• **Stated problem**
Copy out the data below as written; omit any images.

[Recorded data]
::::::
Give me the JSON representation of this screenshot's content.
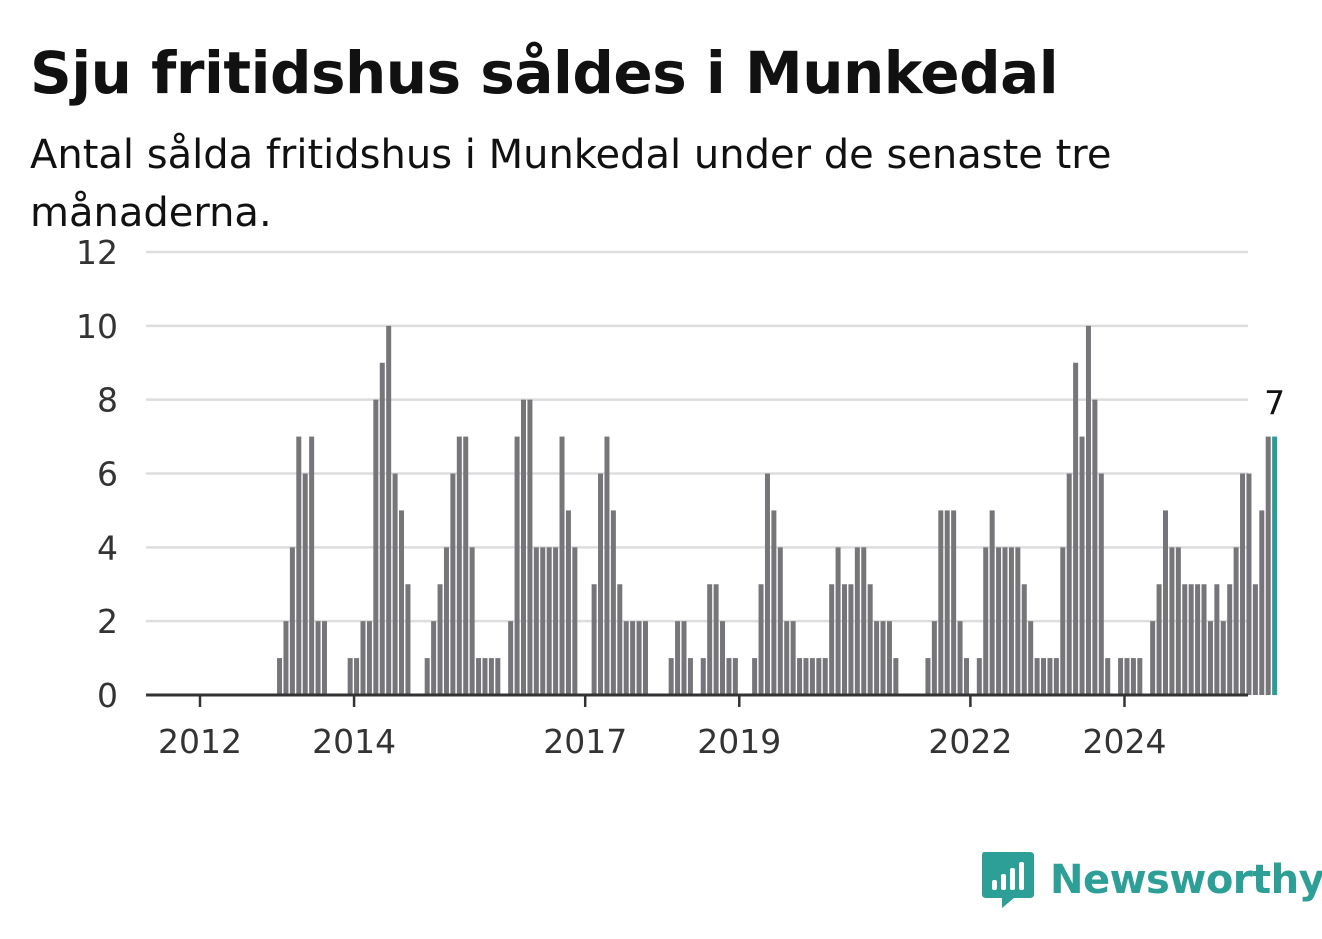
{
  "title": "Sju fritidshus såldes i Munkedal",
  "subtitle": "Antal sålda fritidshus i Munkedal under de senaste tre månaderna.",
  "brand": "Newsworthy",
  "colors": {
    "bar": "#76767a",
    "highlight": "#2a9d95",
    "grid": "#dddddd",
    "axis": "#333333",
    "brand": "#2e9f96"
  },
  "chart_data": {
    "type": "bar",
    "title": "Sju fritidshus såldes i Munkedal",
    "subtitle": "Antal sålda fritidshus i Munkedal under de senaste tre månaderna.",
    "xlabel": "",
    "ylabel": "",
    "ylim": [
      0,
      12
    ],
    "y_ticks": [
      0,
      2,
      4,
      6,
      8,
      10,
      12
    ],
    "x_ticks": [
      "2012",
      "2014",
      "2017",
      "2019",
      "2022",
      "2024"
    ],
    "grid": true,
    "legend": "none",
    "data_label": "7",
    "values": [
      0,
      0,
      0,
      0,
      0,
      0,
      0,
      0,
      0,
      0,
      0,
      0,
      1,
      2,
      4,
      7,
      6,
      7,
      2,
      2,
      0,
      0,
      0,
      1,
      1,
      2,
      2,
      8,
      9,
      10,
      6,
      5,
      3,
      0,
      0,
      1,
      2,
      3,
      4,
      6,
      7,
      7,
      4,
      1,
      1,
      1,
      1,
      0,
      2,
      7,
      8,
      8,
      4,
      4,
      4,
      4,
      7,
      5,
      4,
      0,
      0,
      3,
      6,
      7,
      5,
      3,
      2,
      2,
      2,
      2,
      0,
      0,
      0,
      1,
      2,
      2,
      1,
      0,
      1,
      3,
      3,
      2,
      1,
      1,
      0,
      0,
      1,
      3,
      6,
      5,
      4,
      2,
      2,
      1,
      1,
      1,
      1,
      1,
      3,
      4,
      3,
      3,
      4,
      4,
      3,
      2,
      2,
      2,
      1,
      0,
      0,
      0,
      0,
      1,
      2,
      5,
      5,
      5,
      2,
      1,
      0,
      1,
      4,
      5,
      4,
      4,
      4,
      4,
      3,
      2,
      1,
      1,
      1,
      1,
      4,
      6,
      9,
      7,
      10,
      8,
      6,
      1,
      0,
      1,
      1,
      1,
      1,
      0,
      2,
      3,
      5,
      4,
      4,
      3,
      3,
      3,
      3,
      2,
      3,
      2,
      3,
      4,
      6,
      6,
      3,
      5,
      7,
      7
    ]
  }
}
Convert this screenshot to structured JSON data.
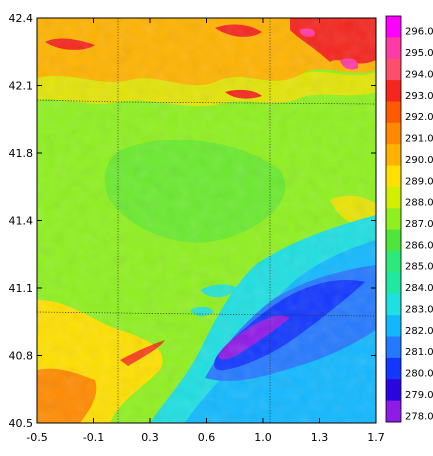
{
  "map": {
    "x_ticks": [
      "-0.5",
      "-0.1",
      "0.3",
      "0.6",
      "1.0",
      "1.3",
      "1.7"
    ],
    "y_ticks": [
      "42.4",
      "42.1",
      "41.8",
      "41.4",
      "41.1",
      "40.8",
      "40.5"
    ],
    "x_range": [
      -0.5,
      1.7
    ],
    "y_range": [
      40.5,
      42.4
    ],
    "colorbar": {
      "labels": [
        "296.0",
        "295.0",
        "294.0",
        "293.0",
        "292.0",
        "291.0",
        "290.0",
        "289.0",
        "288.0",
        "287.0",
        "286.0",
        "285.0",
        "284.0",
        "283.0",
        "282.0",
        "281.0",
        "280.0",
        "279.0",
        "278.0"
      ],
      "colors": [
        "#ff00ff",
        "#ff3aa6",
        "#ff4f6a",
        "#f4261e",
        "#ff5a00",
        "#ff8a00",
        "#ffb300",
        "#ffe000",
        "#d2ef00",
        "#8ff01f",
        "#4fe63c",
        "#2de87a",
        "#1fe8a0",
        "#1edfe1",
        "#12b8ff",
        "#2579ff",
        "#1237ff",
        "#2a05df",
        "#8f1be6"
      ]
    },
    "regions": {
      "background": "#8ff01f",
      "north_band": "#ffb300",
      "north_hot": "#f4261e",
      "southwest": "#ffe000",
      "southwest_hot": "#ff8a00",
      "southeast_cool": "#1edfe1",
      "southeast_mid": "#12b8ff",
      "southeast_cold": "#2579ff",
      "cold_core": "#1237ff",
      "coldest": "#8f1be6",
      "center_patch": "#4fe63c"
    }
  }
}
::::::
• **Task result**
Give me the JSON representation of this screenshot's content.
{
  "title": "Sju fritidshus såldes i Munkedal",
  "subtitle": "Antal sålda fritidshus i Munkedal under de senaste tre månaderna.",
  "brand": "Newsworthy",
  "colors": {
    "bar": "#76767a",
    "highlight": "#2a9d95",
    "grid": "#dddddd",
    "axis": "#333333",
    "brand": "#2e9f96"
  },
  "chart_data": {
    "type": "bar",
    "title": "Sju fritidshus såldes i Munkedal",
    "subtitle": "Antal sålda fritidshus i Munkedal under de senaste tre månaderna.",
    "xlabel": "",
    "ylabel": "",
    "ylim": [
      0,
      12
    ],
    "y_ticks": [
      0,
      2,
      4,
      6,
      8,
      10,
      12
    ],
    "x_ticks": [
      "2012",
      "2014",
      "2017",
      "2019",
      "2022",
      "2024"
    ],
    "grid": true,
    "legend": "none",
    "data_label": "7",
    "values": [
      0,
      0,
      0,
      0,
      0,
      0,
      0,
      0,
      0,
      0,
      0,
      0,
      1,
      2,
      4,
      7,
      6,
      7,
      2,
      2,
      0,
      0,
      0,
      1,
      1,
      2,
      2,
      8,
      9,
      10,
      6,
      5,
      3,
      0,
      0,
      1,
      2,
      3,
      4,
      6,
      7,
      7,
      4,
      1,
      1,
      1,
      1,
      0,
      2,
      7,
      8,
      8,
      4,
      4,
      4,
      4,
      7,
      5,
      4,
      0,
      0,
      3,
      6,
      7,
      5,
      3,
      2,
      2,
      2,
      2,
      0,
      0,
      0,
      1,
      2,
      2,
      1,
      0,
      1,
      3,
      3,
      2,
      1,
      1,
      0,
      0,
      1,
      3,
      6,
      5,
      4,
      2,
      2,
      1,
      1,
      1,
      1,
      1,
      3,
      4,
      3,
      3,
      4,
      4,
      3,
      2,
      2,
      2,
      1,
      0,
      0,
      0,
      0,
      1,
      2,
      5,
      5,
      5,
      2,
      1,
      0,
      1,
      4,
      5,
      4,
      4,
      4,
      4,
      3,
      2,
      1,
      1,
      1,
      1,
      4,
      6,
      9,
      7,
      10,
      8,
      6,
      1,
      0,
      1,
      1,
      1,
      1,
      0,
      2,
      3,
      5,
      4,
      4,
      3,
      3,
      3,
      3,
      2,
      3,
      2,
      3,
      4,
      6,
      6,
      3,
      5,
      7,
      7
    ]
  }
}
Convert this screenshot to structured JSON data.
{
  "map": {
    "x_ticks": [
      "-0.5",
      "-0.1",
      "0.3",
      "0.6",
      "1.0",
      "1.3",
      "1.7"
    ],
    "y_ticks": [
      "42.4",
      "42.1",
      "41.8",
      "41.4",
      "41.1",
      "40.8",
      "40.5"
    ],
    "x_range": [
      -0.5,
      1.7
    ],
    "y_range": [
      40.5,
      42.4
    ],
    "colorbar": {
      "labels": [
        "296.0",
        "295.0",
        "294.0",
        "293.0",
        "292.0",
        "291.0",
        "290.0",
        "289.0",
        "288.0",
        "287.0",
        "286.0",
        "285.0",
        "284.0",
        "283.0",
        "282.0",
        "281.0",
        "280.0",
        "279.0",
        "278.0"
      ],
      "colors": [
        "#ff00ff",
        "#ff3aa6",
        "#ff4f6a",
        "#f4261e",
        "#ff5a00",
        "#ff8a00",
        "#ffb300",
        "#ffe000",
        "#d2ef00",
        "#8ff01f",
        "#4fe63c",
        "#2de87a",
        "#1fe8a0",
        "#1edfe1",
        "#12b8ff",
        "#2579ff",
        "#1237ff",
        "#2a05df",
        "#8f1be6"
      ]
    },
    "regions": {
      "background": "#8ff01f",
      "north_band": "#ffb300",
      "north_hot": "#f4261e",
      "southwest": "#ffe000",
      "southwest_hot": "#ff8a00",
      "southeast_cool": "#1edfe1",
      "southeast_mid": "#12b8ff",
      "southeast_cold": "#2579ff",
      "cold_core": "#1237ff",
      "coldest": "#8f1be6",
      "center_patch": "#4fe63c"
    }
  }
}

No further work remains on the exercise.